## Given task
Look through the lines of the material and count those containing "color". Give that count alone.

## Data lines
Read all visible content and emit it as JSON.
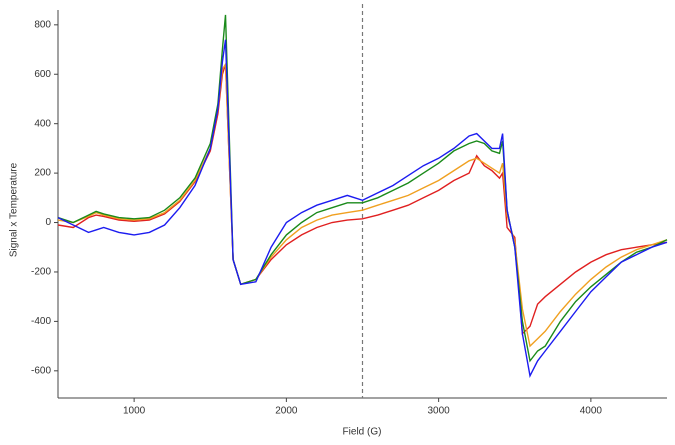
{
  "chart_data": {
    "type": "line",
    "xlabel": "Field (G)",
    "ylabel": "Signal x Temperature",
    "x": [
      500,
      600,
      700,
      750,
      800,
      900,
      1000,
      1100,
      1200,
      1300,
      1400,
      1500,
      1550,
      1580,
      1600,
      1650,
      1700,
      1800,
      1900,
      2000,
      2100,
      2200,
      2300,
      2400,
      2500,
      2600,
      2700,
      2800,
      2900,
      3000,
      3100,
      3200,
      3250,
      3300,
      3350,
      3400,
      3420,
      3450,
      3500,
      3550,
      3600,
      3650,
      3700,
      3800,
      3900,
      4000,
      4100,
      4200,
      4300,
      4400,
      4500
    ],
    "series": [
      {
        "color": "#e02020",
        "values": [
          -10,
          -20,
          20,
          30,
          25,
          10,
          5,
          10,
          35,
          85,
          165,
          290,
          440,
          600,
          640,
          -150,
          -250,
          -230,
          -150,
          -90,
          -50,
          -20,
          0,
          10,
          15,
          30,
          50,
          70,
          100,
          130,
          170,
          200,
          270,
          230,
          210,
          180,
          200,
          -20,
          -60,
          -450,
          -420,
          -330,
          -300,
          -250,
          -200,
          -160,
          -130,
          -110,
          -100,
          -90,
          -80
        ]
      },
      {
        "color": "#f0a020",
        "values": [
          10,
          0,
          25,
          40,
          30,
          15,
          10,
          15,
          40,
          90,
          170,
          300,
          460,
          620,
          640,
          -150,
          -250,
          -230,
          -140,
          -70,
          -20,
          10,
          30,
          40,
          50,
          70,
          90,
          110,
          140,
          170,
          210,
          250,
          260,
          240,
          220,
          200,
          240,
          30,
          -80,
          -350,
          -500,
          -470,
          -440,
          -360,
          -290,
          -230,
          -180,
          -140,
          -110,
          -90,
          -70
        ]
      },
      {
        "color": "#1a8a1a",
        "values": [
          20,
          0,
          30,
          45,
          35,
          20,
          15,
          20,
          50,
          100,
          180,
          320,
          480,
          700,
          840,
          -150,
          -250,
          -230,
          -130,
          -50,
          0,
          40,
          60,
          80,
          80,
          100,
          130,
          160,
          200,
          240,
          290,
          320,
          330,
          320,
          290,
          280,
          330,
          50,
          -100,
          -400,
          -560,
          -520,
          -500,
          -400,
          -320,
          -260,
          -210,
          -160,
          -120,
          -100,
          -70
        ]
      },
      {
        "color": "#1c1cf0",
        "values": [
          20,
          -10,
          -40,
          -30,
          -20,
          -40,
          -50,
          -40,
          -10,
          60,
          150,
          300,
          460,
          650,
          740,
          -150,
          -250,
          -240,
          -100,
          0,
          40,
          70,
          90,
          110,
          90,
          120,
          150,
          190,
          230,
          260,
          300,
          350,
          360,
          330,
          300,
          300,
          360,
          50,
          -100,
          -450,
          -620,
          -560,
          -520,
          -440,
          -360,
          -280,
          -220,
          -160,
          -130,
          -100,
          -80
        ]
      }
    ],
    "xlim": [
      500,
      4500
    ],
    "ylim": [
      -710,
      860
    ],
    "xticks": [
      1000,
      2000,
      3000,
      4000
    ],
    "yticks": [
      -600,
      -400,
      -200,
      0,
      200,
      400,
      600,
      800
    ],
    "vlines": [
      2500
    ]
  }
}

## Exercise output
4